#### Task directions
Each line below is to be written out in full, exactly as shown.

Extracts from a graphics dataset:
********

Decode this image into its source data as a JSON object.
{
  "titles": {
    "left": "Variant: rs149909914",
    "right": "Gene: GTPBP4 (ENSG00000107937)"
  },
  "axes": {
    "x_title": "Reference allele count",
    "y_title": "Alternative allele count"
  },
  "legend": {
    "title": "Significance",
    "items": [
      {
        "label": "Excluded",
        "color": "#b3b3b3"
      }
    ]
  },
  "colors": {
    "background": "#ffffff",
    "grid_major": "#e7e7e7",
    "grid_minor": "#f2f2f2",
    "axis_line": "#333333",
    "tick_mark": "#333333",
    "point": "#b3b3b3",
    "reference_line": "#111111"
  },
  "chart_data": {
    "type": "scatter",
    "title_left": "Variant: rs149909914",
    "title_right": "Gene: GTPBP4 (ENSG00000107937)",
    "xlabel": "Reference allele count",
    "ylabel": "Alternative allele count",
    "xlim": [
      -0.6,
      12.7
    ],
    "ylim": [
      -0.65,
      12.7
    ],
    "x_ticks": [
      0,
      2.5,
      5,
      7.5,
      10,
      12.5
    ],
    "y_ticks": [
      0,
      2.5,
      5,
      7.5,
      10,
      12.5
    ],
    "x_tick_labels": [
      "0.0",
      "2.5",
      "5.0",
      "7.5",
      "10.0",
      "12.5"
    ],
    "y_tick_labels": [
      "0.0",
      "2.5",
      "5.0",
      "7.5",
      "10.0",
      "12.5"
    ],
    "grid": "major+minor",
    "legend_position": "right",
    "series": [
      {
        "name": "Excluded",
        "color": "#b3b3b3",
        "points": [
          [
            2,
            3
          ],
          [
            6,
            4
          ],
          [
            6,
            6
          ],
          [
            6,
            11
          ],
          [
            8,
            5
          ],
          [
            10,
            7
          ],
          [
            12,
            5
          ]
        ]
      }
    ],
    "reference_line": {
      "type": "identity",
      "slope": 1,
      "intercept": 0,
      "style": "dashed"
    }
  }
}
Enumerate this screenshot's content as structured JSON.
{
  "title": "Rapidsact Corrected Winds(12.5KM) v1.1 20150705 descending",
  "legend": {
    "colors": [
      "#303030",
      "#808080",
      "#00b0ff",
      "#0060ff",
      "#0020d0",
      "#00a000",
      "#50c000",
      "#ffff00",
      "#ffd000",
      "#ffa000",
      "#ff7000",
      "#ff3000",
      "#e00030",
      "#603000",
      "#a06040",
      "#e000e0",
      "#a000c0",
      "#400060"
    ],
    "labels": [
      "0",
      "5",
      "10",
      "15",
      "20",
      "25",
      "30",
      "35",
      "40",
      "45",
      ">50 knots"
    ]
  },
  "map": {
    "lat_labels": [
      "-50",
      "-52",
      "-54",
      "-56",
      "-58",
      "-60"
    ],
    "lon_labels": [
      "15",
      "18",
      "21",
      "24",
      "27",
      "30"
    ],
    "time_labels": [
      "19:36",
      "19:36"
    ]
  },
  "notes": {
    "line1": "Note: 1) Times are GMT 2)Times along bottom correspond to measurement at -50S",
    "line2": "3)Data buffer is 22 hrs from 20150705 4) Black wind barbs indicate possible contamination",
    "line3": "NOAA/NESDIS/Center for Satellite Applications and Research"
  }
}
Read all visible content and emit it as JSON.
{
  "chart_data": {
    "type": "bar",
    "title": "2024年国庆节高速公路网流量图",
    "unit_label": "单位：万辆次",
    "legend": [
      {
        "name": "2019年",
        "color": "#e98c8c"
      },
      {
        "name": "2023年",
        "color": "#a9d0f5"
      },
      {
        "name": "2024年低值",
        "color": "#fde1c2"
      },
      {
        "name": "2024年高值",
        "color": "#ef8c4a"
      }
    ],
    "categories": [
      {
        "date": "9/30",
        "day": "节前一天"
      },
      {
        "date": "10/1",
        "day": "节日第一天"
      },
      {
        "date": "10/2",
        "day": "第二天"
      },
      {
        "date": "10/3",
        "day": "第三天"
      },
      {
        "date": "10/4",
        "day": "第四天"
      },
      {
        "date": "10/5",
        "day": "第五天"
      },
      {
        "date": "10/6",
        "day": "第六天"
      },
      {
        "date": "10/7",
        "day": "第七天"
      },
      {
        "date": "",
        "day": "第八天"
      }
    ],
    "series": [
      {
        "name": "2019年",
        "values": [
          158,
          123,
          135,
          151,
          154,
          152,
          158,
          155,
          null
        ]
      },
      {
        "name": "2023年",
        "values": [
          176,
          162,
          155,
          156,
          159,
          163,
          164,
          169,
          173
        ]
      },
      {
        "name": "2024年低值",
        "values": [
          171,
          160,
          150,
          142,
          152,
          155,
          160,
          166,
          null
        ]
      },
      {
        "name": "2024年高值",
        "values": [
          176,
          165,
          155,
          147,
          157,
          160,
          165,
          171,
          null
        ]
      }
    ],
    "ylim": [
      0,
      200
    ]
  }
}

********

#### Exercise result
Decode this image into its source data as a JSON object.
{
  "titles": {
    "left": "Variant: rs149909914",
    "right": "Gene: GTPBP4 (ENSG00000107937)"
  },
  "axes": {
    "x_title": "Reference allele count",
    "y_title": "Alternative allele count"
  },
  "legend": {
    "title": "Significance",
    "items": [
      {
        "label": "Excluded",
        "color": "#b3b3b3"
      }
    ]
  },
  "colors": {
    "background": "#ffffff",
    "grid_major": "#e7e7e7",
    "grid_minor": "#f2f2f2",
    "axis_line": "#333333",
    "tick_mark": "#333333",
    "point": "#b3b3b3",
    "reference_line": "#111111"
  },
  "chart_data": {
    "type": "scatter",
    "title_left": "Variant: rs149909914",
    "title_right": "Gene: GTPBP4 (ENSG00000107937)",
    "xlabel": "Reference allele count",
    "ylabel": "Alternative allele count",
    "xlim": [
      -0.6,
      12.7
    ],
    "ylim": [
      -0.65,
      12.7
    ],
    "x_ticks": [
      0,
      2.5,
      5,
      7.5,
      10,
      12.5
    ],
    "y_ticks": [
      0,
      2.5,
      5,
      7.5,
      10,
      12.5
    ],
    "x_tick_labels": [
      "0.0",
      "2.5",
      "5.0",
      "7.5",
      "10.0",
      "12.5"
    ],
    "y_tick_labels": [
      "0.0",
      "2.5",
      "5.0",
      "7.5",
      "10.0",
      "12.5"
    ],
    "grid": "major+minor",
    "legend_position": "right",
    "series": [
      {
        "name": "Excluded",
        "color": "#b3b3b3",
        "points": [
          [
            2,
            3
          ],
          [
            6,
            4
          ],
          [
            6,
            6
          ],
          [
            6,
            11
          ],
          [
            8,
            5
          ],
          [
            10,
            7
          ],
          [
            12,
            5
          ]
        ]
      }
    ],
    "reference_line": {
      "type": "identity",
      "slope": 1,
      "intercept": 0,
      "style": "dashed"
    }
  }
}
Enumerate this screenshot's content as structured JSON.
{
  "title": "Rapidsact Corrected Winds(12.5KM) v1.1 20150705 descending",
  "legend": {
    "colors": [
      "#303030",
      "#808080",
      "#00b0ff",
      "#0060ff",
      "#0020d0",
      "#00a000",
      "#50c000",
      "#ffff00",
      "#ffd000",
      "#ffa000",
      "#ff7000",
      "#ff3000",
      "#e00030",
      "#603000",
      "#a06040",
      "#e000e0",
      "#a000c0",
      "#400060"
    ],
    "labels": [
      "0",
      "5",
      "10",
      "15",
      "20",
      "25",
      "30",
      "35",
      "40",
      "45",
      ">50 knots"
    ]
  },
  "map": {
    "lat_labels": [
      "-50",
      "-52",
      "-54",
      "-56",
      "-58",
      "-60"
    ],
    "lon_labels": [
      "15",
      "18",
      "21",
      "24",
      "27",
      "30"
    ],
    "time_labels": [
      "19:36",
      "19:36"
    ]
  },
  "notes": {
    "line1": "Note: 1) Times are GMT 2)Times along bottom correspond to measurement at -50S",
    "line2": "3)Data buffer is 22 hrs from 20150705 4) Black wind barbs indicate possible contamination",
    "line3": "NOAA/NESDIS/Center for Satellite Applications and Research"
  }
}
Read all visible content and emit it as JSON.
{
  "chart_data": {
    "type": "bar",
    "title": "2024年国庆节高速公路网流量图",
    "unit_label": "单位：万辆次",
    "legend": [
      {
        "name": "2019年",
        "color": "#e98c8c"
      },
      {
        "name": "2023年",
        "color": "#a9d0f5"
      },
      {
        "name": "2024年低值",
        "color": "#fde1c2"
      },
      {
        "name": "2024年高值",
        "color": "#ef8c4a"
      }
    ],
    "categories": [
      {
        "date": "9/30",
        "day": "节前一天"
      },
      {
        "date": "10/1",
        "day": "节日第一天"
      },
      {
        "date": "10/2",
        "day": "第二天"
      },
      {
        "date": "10/3",
        "day": "第三天"
      },
      {
        "date": "10/4",
        "day": "第四天"
      },
      {
        "date": "10/5",
        "day": "第五天"
      },
      {
        "date": "10/6",
        "day": "第六天"
      },
      {
        "date": "10/7",
        "day": "第七天"
      },
      {
        "date": "",
        "day": "第八天"
      }
    ],
    "series": [
      {
        "name": "2019年",
        "values": [
          158,
          123,
          135,
          151,
          154,
          152,
          158,
          155,
          null
        ]
      },
      {
        "name": "2023年",
        "values": [
          176,
          162,
          155,
          156,
          159,
          163,
          164,
          169,
          173
        ]
      },
      {
        "name": "2024年低值",
        "values": [
          171,
          160,
          150,
          142,
          152,
          155,
          160,
          166,
          null
        ]
      },
      {
        "name": "2024年高值",
        "values": [
          176,
          165,
          155,
          147,
          157,
          160,
          165,
          171,
          null
        ]
      }
    ],
    "ylim": [
      0,
      200
    ]
  }
}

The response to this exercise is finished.